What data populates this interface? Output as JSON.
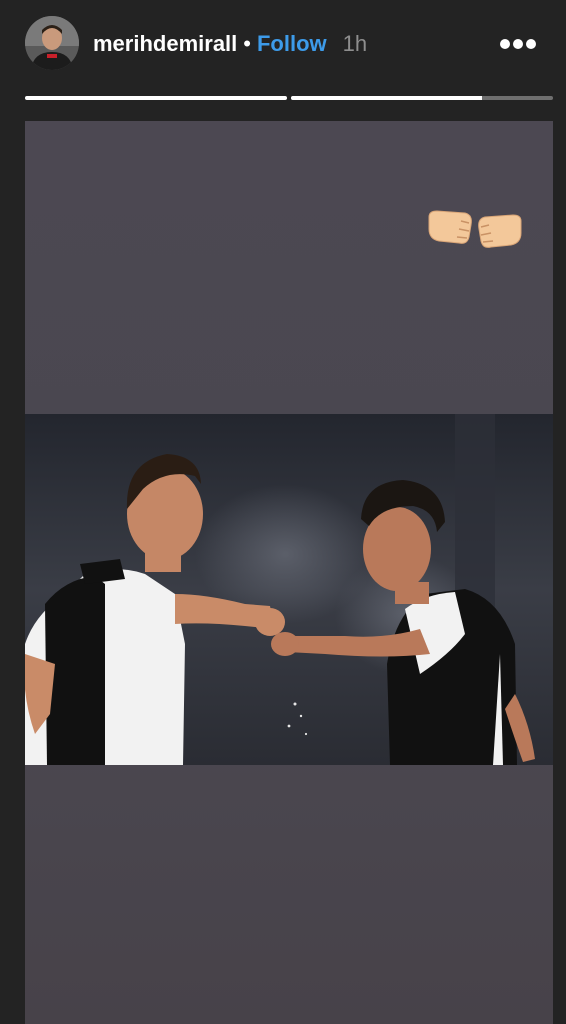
{
  "header": {
    "username": "merihdemirall",
    "separator": "•",
    "follow_label": "Follow",
    "time": "1h"
  },
  "icons": {
    "more": "more-options-icon",
    "sticker": "fist-bump-icon"
  },
  "progress": {
    "segments": [
      {
        "fill": 1.0
      },
      {
        "fill": 0.73
      }
    ]
  },
  "colors": {
    "follow": "#3d9be9",
    "background": "#232323",
    "story_bg": "#4b4851"
  }
}
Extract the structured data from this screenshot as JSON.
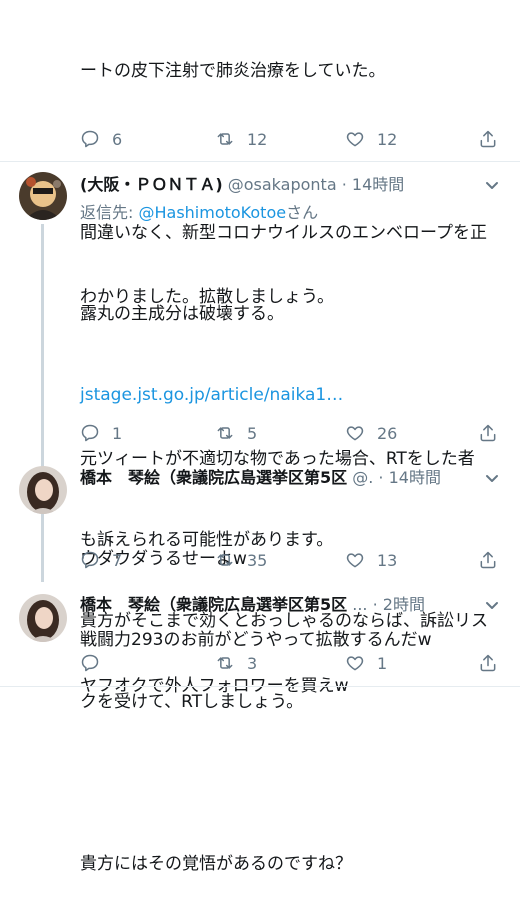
{
  "tweet0": {
    "lines": [
      "ートの皮下注射で肺炎治療をしていた。",
      "",
      "間違いなく、新型コロナウイルスのエンベロープを正",
      "露丸の主成分は破壊する。"
    ],
    "link": "jstage.jst.go.jp/article/naika1…",
    "replies": "6",
    "retweets": "12",
    "likes": "12"
  },
  "tweet1": {
    "name": "(大阪・ＰＯＮＴＡ)",
    "handle": "@osakaponta",
    "sep": "·",
    "time": "14時間",
    "reply_prefix": "返信先: ",
    "reply_to": "@HashimotoKotoe",
    "reply_suffix": "さん",
    "lines": [
      "わかりました。拡散しましょう。",
      "",
      "元ツィートが不適切な物であった場合、RTをした者",
      "も訴えられる可能性があります。",
      "貴方がそこまで効くとおっしゃるのならば、訴訟リス",
      "クを受けて、RTしましょう。",
      "",
      "貴方にはその覚悟があるのですね？"
    ],
    "replies": "1",
    "retweets": "5",
    "likes": "26"
  },
  "tweet2": {
    "name": "橋本　琴絵（衆議院広島選挙区第5区",
    "handle": "@.",
    "sep": "·",
    "time": "14時間",
    "lines": [
      "ウダウダうるせーよw",
      "戦闘力293のお前がどうやって拡散するんだw"
    ],
    "replies": "7",
    "retweets": "35",
    "likes": "13"
  },
  "tweet3": {
    "name": "橋本　琴絵（衆議院広島選挙区第5区",
    "handle": "...",
    "sep": "·",
    "time": "2時間",
    "lines": [
      "ヤフオクで外人フォロワーを買えw"
    ],
    "replies": "",
    "retweets": "3",
    "likes": "1"
  },
  "icons": [
    "reply-icon",
    "retweet-icon",
    "like-icon",
    "share-icon",
    "chevron-down-icon"
  ],
  "colors": {
    "link": "#1b95e0",
    "muted": "#657786",
    "divider": "#e6ecf0",
    "thread": "#ccd6dd"
  }
}
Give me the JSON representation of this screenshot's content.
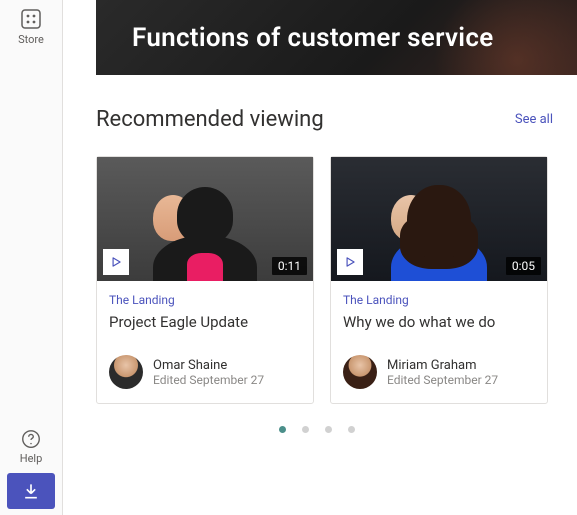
{
  "rail": {
    "store": "Store",
    "help": "Help"
  },
  "hero": {
    "title": "Functions of customer service"
  },
  "section": {
    "title": "Recommended viewing",
    "see_all": "See all"
  },
  "cards": [
    {
      "site": "The Landing",
      "title": "Project Eagle Update",
      "duration": "0:11",
      "author": "Omar Shaine",
      "edited": "Edited September 27"
    },
    {
      "site": "The Landing",
      "title": "Why we do what we do",
      "duration": "0:05",
      "author": "Miriam Graham",
      "edited": "Edited September 27"
    }
  ],
  "pagination": {
    "count": 4,
    "active": 0
  }
}
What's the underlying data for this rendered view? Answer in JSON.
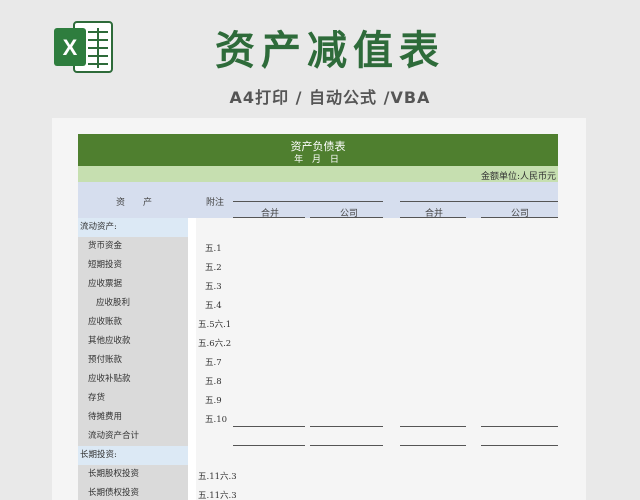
{
  "banner": {
    "logo_letter": "X",
    "title": "资产减值表",
    "subtitle": "A4打印 / 自动公式 /VBA"
  },
  "sheet": {
    "title": "资产负债表",
    "date_line": "年 月 日",
    "unit": "金额单位:人民币元",
    "header": {
      "asset": "资　　产",
      "note": "附注",
      "merged_1": "合并",
      "company_1": "公司",
      "merged_2": "合并",
      "company_2": "公司"
    },
    "rows": [
      {
        "label": "流动资产:",
        "type": "sec",
        "note": ""
      },
      {
        "label": "货币资金",
        "type": "item",
        "note": "五.1"
      },
      {
        "label": "短期投资",
        "type": "item",
        "note": "五.2"
      },
      {
        "label": "应收票据",
        "type": "item",
        "note": "五.3"
      },
      {
        "label": "应收股利",
        "type": "item2",
        "note": "五.4"
      },
      {
        "label": "应收账款",
        "type": "item",
        "note": "五.5六.1"
      },
      {
        "label": "其他应收款",
        "type": "item",
        "note": "五.6六.2"
      },
      {
        "label": "预付账款",
        "type": "item",
        "note": "五.7"
      },
      {
        "label": "应收补贴款",
        "type": "item",
        "note": "五.8"
      },
      {
        "label": "存货",
        "type": "item",
        "note": "五.9"
      },
      {
        "label": "待摊费用",
        "type": "item",
        "note": "五.10"
      },
      {
        "label": "流动资产合计",
        "type": "item",
        "note": ""
      },
      {
        "label": "长期投资:",
        "type": "sec",
        "note": ""
      },
      {
        "label": "长期股权投资",
        "type": "item",
        "note": "五.11六.3"
      },
      {
        "label": "长期债权投资",
        "type": "item",
        "note": "五.11六.3"
      }
    ]
  },
  "colors": {
    "brand_green": "#2e6b3a",
    "title_band": "#4f7f2f",
    "unit_band": "#c6dfb0",
    "header_band": "#d6deee"
  }
}
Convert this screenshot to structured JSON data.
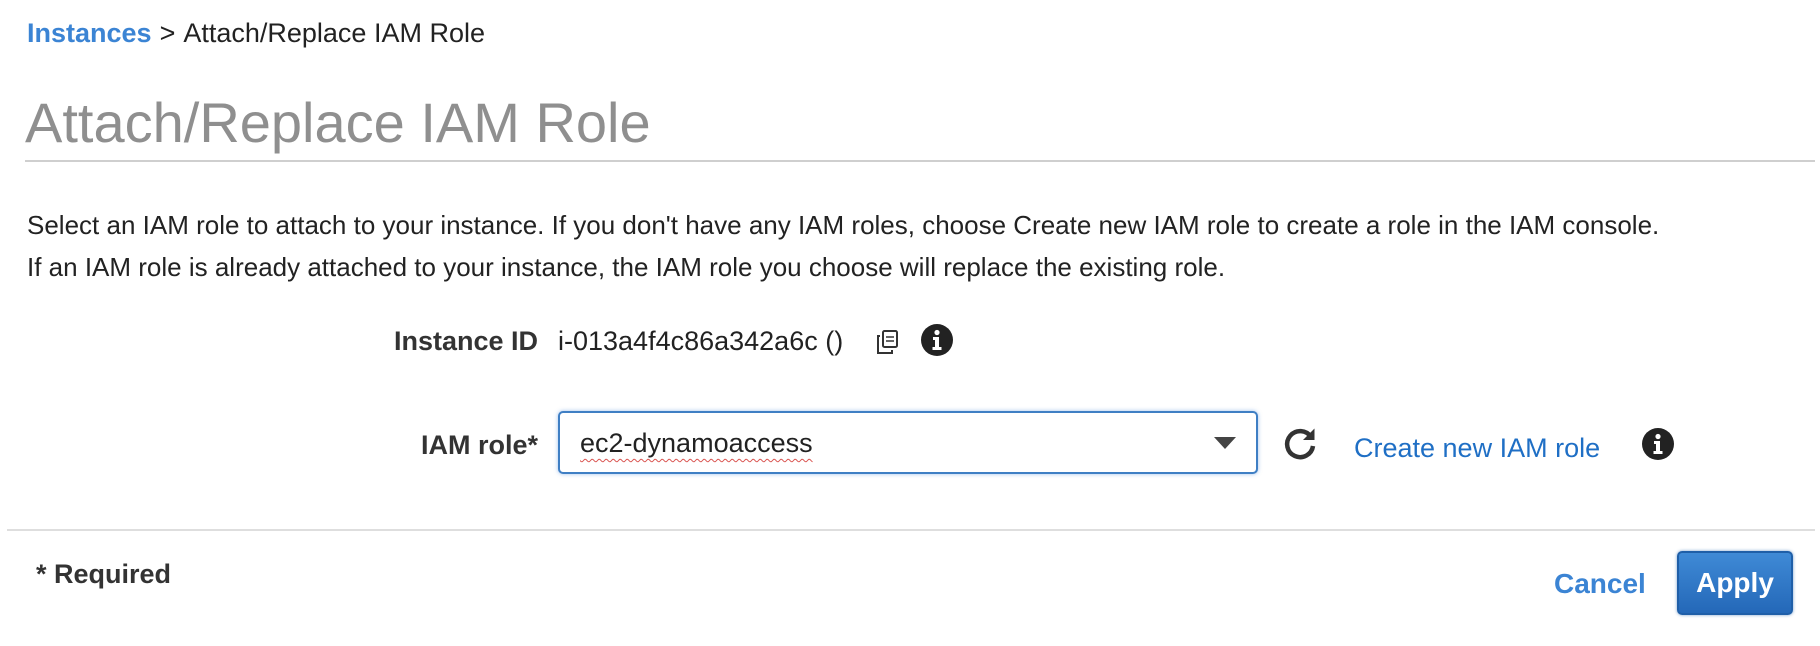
{
  "breadcrumb": {
    "parent": "Instances",
    "separator": ">",
    "current": "Attach/Replace IAM Role"
  },
  "page_title": "Attach/Replace IAM Role",
  "description": {
    "line1": "Select an IAM role to attach to your instance. If you don't have any IAM roles, choose Create new IAM role to create a role in the IAM console.",
    "line2": "If an IAM role is already attached to your instance, the IAM role you choose will replace the existing role."
  },
  "instance": {
    "label": "Instance ID",
    "value": "i-013a4f4c86a342a6c ()"
  },
  "iam_role": {
    "label": "IAM role*",
    "selected": "ec2-dynamoaccess",
    "create_link": "Create new IAM role"
  },
  "footer": {
    "required_note": "* Required",
    "cancel_label": "Cancel",
    "apply_label": "Apply"
  },
  "icons": {
    "copy": "copy-icon",
    "info": "info-icon",
    "refresh": "refresh-icon",
    "dropdown": "chevron-down-icon"
  },
  "colors": {
    "link": "#3b84d4",
    "primary_button": "#2a6fbf",
    "focus_border": "#3f7fc4",
    "title_gray": "#8f8f8f"
  }
}
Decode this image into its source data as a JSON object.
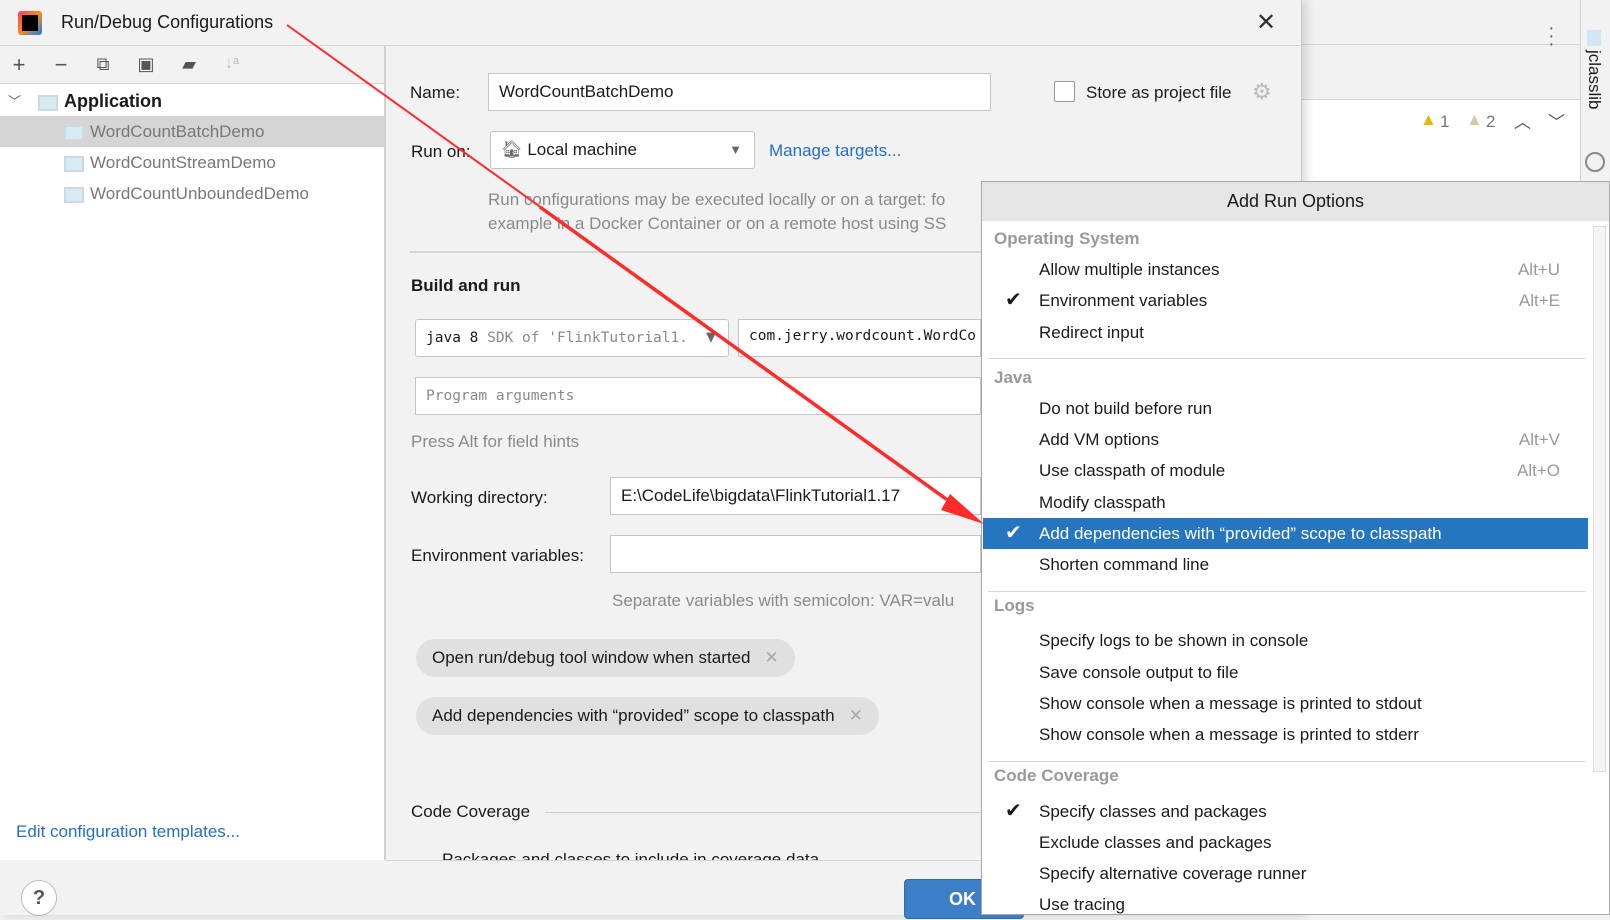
{
  "dialog": {
    "title": "Run/Debug Configurations",
    "close_icon": "close-icon"
  },
  "toolbar": {
    "icons": [
      "plus-icon",
      "minus-icon",
      "copy-icon",
      "save-icon",
      "new-folder-icon",
      "sort-alpha-icon"
    ]
  },
  "tree": {
    "group": "Application",
    "items": [
      {
        "label": "WordCountBatchDemo",
        "selected": true
      },
      {
        "label": "WordCountStreamDemo"
      },
      {
        "label": "WordCountUnboundedDemo"
      }
    ]
  },
  "left_footer": {
    "link": "Edit configuration templates...",
    "help": "?"
  },
  "form": {
    "name_label": "Name:",
    "name_value": "WordCountBatchDemo",
    "store_label": "Store as project file",
    "store_checked": false,
    "runon_label": "Run on:",
    "runon_value": "Local machine",
    "manage_targets": "Manage targets...",
    "runon_desc1": "Run configurations may be executed locally or on a target: fo",
    "runon_desc2": "example in a Docker Container or on a remote host using SS",
    "build_title": "Build and run",
    "jdk_main": "java 8",
    "jdk_hint": "SDK of 'FlinkTutorial1.",
    "main_class": "com.jerry.wordcount.WordCo",
    "program_args_placeholder": "Program arguments",
    "alt_hint": "Press Alt for field hints",
    "workdir_label": "Working directory:",
    "workdir_value": "E:\\CodeLife\\bigdata\\FlinkTutorial1.17",
    "env_label": "Environment variables:",
    "env_value": "",
    "env_hint": "Separate variables with semicolon: VAR=valu",
    "chips": [
      "Open run/debug tool window when started",
      "Add dependencies with “provided” scope to classpath"
    ],
    "coverage_title": "Code Coverage",
    "coverage_sub": "Packages and classes to include in coverage data",
    "ok": "OK"
  },
  "ide": {
    "warn1": "1",
    "warn2": "2",
    "side_tab": "jclasslib"
  },
  "popup": {
    "title": "Add Run Options",
    "groups": [
      {
        "name": "Operating System",
        "items": [
          {
            "label": "Allow multiple instances",
            "shortcut": "Alt+U"
          },
          {
            "label": "Environment variables",
            "shortcut": "Alt+E",
            "checked": true
          },
          {
            "label": "Redirect input"
          }
        ]
      },
      {
        "name": "Java",
        "items": [
          {
            "label": "Do not build before run"
          },
          {
            "label": "Add VM options",
            "shortcut": "Alt+V"
          },
          {
            "label": "Use classpath of module",
            "shortcut": "Alt+O"
          },
          {
            "label": "Modify classpath"
          },
          {
            "label": "Add dependencies with “provided” scope to classpath",
            "checked": true,
            "highlighted": true
          },
          {
            "label": "Shorten command line"
          }
        ]
      },
      {
        "name": "Logs",
        "items": [
          {
            "label": "Specify logs to be shown in console"
          },
          {
            "label": "Save console output to file"
          },
          {
            "label": "Show console when a message is printed to stdout"
          },
          {
            "label": "Show console when a message is printed to stderr"
          }
        ]
      },
      {
        "name": "Code Coverage",
        "items": [
          {
            "label": "Specify classes and packages",
            "checked": true
          },
          {
            "label": "Exclude classes and packages"
          },
          {
            "label": "Specify alternative coverage runner"
          },
          {
            "label": "Use tracing"
          }
        ]
      }
    ]
  },
  "colors": {
    "accent": "#2675bf",
    "link": "#2470c0",
    "annotation_arrow": "#ff2a2a"
  }
}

+---+

■ Exercise details
Every line containing the string "classes" must be listed.

■ Full answer
    "coverage_sub": "Packages and classes to include in coverage data",
            "label": "Specify classes and packages",
            "label": "Exclude classes and packages"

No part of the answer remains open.